#### [GOAL]
Look through the data below. Show each line where the string "hhmm" occurs.

#### [DATASET ENTRIES]

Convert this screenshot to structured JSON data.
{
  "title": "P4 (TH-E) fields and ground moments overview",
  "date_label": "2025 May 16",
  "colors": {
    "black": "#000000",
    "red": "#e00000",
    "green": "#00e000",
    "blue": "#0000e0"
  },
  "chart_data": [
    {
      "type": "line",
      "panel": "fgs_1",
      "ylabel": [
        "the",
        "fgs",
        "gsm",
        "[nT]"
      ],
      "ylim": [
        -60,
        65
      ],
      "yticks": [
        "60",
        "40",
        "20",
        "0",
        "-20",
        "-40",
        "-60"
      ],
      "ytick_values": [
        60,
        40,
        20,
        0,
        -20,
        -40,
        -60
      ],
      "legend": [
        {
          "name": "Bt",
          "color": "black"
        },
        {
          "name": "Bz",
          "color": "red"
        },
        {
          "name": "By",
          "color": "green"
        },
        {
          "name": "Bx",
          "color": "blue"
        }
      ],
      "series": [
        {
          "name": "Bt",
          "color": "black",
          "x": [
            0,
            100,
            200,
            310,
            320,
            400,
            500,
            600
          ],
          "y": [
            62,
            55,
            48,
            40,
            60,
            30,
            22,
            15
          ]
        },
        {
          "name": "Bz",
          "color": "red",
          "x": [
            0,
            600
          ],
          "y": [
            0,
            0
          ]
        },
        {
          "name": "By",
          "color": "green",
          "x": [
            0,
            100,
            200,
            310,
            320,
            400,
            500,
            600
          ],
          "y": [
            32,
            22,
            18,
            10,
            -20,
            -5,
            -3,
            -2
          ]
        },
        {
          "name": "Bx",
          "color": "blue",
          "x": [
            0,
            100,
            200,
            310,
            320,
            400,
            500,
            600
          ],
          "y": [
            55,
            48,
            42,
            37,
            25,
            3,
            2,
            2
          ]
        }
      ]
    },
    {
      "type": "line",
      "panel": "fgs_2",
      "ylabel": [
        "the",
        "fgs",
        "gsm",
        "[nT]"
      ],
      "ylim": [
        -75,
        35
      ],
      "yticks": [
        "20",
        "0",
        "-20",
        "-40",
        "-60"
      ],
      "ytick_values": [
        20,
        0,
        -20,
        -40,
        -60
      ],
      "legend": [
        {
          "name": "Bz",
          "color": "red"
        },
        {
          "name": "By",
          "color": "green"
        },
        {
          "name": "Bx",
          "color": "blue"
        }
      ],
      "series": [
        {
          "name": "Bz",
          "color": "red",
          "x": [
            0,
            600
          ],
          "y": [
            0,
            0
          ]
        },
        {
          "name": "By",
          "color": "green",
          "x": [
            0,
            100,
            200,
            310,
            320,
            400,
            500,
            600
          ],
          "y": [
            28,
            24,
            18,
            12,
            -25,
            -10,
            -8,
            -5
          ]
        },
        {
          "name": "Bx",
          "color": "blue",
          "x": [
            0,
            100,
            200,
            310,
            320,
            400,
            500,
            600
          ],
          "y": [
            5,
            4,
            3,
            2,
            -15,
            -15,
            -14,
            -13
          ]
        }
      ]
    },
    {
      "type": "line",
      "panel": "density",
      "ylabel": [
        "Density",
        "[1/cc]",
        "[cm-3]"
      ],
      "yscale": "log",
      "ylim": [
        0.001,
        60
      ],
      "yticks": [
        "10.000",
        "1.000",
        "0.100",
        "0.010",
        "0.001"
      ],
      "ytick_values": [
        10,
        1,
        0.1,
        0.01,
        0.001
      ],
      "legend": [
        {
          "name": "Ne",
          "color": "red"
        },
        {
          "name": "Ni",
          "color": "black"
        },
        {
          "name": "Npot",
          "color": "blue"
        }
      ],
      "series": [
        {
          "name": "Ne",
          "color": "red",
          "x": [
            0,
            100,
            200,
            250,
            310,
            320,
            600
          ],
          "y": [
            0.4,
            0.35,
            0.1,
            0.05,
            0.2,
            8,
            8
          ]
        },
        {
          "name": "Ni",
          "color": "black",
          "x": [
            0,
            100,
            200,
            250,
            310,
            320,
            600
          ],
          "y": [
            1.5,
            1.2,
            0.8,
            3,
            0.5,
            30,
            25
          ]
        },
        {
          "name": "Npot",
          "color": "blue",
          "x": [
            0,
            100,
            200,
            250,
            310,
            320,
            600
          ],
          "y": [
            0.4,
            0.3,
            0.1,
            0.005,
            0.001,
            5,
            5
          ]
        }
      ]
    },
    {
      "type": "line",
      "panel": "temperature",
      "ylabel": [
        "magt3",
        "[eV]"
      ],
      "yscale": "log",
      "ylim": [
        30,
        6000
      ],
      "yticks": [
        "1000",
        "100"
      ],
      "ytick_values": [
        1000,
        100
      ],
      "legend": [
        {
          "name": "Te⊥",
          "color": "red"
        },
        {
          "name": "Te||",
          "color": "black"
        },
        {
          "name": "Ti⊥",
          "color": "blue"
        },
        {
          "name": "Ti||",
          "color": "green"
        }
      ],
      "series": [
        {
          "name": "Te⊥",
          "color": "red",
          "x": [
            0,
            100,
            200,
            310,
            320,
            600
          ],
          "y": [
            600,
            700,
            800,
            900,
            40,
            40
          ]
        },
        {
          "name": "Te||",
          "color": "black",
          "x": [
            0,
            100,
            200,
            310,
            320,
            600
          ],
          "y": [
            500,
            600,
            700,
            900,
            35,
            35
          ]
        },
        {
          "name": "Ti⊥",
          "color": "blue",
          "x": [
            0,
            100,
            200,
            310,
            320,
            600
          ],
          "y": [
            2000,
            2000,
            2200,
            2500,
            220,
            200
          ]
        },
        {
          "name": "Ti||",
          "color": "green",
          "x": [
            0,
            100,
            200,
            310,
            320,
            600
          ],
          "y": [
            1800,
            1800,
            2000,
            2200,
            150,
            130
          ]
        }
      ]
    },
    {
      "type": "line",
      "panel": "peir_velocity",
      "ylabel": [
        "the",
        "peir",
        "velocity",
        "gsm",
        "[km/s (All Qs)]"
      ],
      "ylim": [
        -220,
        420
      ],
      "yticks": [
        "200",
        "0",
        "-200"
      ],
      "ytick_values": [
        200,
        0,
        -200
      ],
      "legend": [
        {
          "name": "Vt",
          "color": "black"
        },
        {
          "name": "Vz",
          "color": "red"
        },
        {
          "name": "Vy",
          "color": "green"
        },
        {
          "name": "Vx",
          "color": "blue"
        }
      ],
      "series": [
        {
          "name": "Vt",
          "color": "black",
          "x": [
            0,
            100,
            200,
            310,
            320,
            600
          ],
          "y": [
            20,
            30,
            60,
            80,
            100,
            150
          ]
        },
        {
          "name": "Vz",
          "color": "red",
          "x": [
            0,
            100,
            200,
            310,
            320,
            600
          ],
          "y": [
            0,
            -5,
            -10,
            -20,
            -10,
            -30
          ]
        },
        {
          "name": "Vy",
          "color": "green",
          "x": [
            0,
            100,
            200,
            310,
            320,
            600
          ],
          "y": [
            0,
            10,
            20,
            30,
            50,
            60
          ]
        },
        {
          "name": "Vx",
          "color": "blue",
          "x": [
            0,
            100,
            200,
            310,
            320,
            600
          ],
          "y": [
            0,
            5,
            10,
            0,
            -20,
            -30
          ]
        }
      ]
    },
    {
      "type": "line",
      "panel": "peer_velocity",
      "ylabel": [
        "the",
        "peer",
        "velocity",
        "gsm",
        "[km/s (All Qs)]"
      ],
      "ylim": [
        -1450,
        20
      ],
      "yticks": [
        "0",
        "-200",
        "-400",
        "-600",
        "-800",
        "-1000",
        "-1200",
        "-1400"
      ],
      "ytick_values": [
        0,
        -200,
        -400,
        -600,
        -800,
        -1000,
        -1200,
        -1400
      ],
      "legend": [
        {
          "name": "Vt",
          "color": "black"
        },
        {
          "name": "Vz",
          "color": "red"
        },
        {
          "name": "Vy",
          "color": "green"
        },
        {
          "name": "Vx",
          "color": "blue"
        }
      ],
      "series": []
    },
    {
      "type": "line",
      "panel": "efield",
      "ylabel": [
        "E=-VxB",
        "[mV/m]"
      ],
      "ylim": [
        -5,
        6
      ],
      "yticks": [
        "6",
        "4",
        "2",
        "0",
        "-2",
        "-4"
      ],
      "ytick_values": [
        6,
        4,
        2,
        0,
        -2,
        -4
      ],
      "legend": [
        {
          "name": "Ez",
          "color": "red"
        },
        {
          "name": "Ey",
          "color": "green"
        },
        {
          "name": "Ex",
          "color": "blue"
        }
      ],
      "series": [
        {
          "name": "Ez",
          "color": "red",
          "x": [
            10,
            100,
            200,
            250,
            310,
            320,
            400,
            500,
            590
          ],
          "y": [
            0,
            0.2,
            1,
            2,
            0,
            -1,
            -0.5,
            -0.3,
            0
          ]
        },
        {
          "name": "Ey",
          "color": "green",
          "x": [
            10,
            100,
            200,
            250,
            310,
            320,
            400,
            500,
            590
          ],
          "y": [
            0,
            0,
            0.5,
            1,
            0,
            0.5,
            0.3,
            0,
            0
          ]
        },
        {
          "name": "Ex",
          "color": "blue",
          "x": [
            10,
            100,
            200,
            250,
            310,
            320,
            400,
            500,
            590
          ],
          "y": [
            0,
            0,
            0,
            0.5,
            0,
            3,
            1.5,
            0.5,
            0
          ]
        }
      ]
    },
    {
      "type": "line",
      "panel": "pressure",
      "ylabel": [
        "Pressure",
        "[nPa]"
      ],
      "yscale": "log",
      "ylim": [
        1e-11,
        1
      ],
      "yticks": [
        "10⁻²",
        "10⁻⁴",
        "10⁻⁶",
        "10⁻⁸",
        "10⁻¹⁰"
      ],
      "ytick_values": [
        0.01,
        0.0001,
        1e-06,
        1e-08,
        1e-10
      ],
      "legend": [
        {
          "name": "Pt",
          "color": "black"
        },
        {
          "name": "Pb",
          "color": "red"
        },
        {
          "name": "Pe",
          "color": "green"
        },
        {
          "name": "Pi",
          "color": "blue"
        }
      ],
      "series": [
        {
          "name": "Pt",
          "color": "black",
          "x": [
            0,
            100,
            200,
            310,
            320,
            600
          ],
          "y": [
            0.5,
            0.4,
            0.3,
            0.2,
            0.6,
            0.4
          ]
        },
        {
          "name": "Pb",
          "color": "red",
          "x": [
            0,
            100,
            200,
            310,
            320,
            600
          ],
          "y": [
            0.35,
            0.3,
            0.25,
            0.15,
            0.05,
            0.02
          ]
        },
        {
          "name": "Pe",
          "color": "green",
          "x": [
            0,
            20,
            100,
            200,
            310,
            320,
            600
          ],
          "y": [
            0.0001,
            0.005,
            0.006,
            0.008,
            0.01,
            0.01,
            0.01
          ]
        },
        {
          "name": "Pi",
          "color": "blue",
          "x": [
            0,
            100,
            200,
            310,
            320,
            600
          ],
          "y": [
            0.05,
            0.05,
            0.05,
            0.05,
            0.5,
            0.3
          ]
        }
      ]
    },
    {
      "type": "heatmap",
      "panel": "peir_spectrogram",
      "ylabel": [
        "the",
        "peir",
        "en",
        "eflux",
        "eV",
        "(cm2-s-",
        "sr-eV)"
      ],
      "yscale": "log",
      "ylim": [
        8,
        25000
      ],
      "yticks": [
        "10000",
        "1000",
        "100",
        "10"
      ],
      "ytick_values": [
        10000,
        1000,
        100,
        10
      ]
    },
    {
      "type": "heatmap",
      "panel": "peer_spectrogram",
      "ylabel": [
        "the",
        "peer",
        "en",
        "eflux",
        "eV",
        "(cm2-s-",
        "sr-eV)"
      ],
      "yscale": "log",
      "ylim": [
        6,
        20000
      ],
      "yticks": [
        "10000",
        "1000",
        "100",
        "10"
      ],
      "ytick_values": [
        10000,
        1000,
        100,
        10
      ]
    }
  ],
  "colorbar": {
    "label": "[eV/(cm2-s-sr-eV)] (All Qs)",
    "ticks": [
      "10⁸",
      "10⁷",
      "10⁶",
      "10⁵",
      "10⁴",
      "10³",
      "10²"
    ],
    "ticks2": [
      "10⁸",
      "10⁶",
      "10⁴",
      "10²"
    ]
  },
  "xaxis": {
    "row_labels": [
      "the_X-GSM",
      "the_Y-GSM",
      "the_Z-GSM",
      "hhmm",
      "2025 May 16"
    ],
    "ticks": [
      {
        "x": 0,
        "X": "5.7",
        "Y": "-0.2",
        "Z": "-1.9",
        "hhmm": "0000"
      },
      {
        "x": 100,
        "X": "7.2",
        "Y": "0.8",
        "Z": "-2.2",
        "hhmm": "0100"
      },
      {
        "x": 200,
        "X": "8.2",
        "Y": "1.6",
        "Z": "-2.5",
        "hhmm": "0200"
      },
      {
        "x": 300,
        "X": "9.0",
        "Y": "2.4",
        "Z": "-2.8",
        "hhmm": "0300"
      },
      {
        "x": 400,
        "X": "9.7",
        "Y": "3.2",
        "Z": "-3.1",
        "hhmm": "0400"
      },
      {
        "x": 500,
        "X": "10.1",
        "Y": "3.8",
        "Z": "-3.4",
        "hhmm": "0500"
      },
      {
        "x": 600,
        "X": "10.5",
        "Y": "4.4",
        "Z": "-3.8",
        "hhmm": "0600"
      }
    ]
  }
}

#### [ANSWER]
      "hhmm",
        "hhmm": "0000"
        "hhmm": "0100"
        "hhmm": "0200"
        "hhmm": "0300"
        "hhmm": "0400"
        "hhmm": "0500"
        "hhmm": "0600"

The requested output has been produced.